▶ _TAAKDOEL_:
Beantwoord de onderstaande vragen aan de hand van de passage over (n-1)-redundantie.
(a) Op welk station hoeft Stedin volgens het betoog van O-I geen (n-1)-redundantie aan te houden?
(b) Voor welk net schrijft hoofdstuk 9 van de Netcode elektriciteit (n-1)-redundantie voor?
(c) Op welke datum deed het College van beroep voor het bedrijfsleven de aangehaalde uitspraak?

Het betoog van O‑I komt er in de kern op neer, dat Stedin geen (n-1)-redundantie hoeft aan te houden op station TT085 en alle transformatorcapaciteit volledig ter beschikking moet stellen.
5.7.1.
Uit hoofdstuk 9 van de Netcode elektriciteit blijkt dat er wel (n-1)-redundantie is voorgeschreven voor het hoogspanningsnet en niet voor onderliggende netten. Uit rechtspraak blijkt (uitspraak van het College van beroep voor het bedrijfsleven (Cbb) van 21 februari 2012, ECLI:NL:CBB:BV7304) dat de (n‑1)-redundantie ook geldt voor transformatoren die van het hoogspanningsnet aftakken naar een lager net. Hieruit volgt echter niet dat een netbeheerder van een lager net geen voorzieningen voor (n‑1)-redundantie mag aanleggen of handhaven in zijn net. De afwezigheid van de verplichting om op alle punten (n‑1)-redundantie te realiseren, houdt geen verbod in op (n‑1)-redundantie; de uitspraak van het Cbb gaat daar ook helemaal niet over. Het beroep op de regeling van (n‑1)-redundantie biedt dan ook geen bodem voor het betoog van O‑I.
5.7.2.

▶ _AANGELEVERDE RECORDS_:
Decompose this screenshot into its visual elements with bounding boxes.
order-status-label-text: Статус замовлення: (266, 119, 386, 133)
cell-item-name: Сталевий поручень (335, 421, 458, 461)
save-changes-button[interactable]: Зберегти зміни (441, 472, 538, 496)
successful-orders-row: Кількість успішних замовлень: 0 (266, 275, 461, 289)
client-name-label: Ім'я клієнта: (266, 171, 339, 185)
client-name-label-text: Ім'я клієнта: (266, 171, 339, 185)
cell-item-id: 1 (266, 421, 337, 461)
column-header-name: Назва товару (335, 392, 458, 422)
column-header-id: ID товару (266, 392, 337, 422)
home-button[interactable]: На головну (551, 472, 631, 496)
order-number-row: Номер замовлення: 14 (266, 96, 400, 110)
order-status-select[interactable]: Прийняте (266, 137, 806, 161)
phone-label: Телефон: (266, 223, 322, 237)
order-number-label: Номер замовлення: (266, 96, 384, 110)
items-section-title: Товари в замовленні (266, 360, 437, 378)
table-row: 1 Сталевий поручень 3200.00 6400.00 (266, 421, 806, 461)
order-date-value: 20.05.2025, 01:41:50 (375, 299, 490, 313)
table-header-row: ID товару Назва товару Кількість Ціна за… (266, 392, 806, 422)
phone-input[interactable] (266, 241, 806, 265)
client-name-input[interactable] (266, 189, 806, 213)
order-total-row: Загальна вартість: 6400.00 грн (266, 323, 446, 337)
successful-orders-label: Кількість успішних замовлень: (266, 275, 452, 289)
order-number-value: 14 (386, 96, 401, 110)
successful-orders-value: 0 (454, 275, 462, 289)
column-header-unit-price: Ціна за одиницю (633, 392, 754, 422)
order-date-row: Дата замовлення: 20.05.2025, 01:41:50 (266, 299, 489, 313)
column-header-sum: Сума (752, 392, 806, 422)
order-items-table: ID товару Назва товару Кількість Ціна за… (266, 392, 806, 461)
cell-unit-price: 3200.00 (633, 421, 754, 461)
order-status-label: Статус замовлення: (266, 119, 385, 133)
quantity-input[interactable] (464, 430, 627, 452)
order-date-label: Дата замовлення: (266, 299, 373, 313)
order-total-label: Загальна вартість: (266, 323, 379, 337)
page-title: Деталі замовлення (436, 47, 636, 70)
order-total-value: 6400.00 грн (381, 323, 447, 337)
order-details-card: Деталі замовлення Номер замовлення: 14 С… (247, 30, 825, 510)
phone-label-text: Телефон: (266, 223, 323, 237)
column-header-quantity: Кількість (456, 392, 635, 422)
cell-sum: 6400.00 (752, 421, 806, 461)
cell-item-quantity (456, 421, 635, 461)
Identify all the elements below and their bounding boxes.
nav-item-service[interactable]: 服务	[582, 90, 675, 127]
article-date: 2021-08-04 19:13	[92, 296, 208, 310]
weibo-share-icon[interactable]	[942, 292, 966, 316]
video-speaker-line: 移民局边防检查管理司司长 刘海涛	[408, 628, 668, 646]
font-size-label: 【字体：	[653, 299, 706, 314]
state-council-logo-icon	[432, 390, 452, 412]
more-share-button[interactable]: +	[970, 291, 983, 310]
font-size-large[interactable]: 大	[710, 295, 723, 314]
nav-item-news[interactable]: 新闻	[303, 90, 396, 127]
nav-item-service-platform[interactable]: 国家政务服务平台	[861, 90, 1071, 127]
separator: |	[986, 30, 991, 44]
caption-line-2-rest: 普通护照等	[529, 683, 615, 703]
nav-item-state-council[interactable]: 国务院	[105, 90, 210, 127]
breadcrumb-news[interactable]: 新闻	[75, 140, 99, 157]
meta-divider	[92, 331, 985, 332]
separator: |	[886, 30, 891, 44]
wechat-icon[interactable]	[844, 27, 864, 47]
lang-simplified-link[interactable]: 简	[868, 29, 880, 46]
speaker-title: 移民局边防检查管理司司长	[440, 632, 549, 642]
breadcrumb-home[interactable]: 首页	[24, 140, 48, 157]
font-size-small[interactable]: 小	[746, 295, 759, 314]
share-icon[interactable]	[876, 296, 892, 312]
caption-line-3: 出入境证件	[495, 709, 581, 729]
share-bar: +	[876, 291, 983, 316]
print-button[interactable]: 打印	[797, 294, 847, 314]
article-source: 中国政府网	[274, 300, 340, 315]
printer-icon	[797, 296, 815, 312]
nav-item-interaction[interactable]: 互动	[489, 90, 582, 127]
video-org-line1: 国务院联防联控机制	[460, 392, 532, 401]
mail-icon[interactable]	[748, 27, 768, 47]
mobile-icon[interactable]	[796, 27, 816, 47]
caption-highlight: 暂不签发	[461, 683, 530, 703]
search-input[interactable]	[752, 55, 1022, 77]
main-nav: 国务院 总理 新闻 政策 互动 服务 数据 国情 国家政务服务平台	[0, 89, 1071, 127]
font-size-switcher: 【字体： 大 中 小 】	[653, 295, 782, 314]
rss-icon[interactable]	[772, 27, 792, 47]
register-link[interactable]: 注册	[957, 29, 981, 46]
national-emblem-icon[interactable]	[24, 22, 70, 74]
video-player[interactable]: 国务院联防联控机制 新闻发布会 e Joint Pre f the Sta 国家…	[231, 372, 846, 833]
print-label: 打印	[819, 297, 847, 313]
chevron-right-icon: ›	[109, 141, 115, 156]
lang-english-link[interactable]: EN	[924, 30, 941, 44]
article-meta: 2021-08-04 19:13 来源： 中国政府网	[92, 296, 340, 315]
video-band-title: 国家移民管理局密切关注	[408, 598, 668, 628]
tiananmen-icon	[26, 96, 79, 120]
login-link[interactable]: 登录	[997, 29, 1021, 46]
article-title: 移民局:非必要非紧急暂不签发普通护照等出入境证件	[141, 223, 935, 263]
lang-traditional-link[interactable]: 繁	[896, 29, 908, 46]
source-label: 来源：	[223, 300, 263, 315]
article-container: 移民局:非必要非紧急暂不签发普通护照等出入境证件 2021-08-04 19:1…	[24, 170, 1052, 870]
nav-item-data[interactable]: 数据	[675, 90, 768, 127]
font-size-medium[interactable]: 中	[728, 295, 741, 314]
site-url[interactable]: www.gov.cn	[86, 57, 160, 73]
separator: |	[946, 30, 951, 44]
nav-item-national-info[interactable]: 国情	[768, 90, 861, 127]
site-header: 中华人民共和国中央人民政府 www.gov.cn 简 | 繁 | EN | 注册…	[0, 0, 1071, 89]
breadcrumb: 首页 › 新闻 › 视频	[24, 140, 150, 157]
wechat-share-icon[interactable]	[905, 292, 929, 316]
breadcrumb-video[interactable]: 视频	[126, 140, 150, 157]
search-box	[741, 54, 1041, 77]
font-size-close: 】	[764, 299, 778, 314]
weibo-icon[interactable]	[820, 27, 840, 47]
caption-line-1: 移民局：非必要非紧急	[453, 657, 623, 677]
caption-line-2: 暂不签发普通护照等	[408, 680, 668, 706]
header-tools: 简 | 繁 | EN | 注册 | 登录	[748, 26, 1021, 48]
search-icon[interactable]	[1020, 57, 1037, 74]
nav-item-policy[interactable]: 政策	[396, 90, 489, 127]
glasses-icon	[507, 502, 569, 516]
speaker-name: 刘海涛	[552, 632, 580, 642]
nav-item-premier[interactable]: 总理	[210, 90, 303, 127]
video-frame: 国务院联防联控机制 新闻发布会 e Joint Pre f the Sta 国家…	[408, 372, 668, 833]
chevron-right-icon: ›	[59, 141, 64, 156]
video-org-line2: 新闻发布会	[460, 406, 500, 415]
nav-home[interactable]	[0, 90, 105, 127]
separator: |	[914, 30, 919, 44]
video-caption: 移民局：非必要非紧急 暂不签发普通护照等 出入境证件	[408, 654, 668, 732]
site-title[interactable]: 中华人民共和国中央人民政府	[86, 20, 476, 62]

▶ _TAAKRESULTAAT_:
(a) Station TT085.
(b) Het hoogspanningsnet.
(c) 21 februari 2012.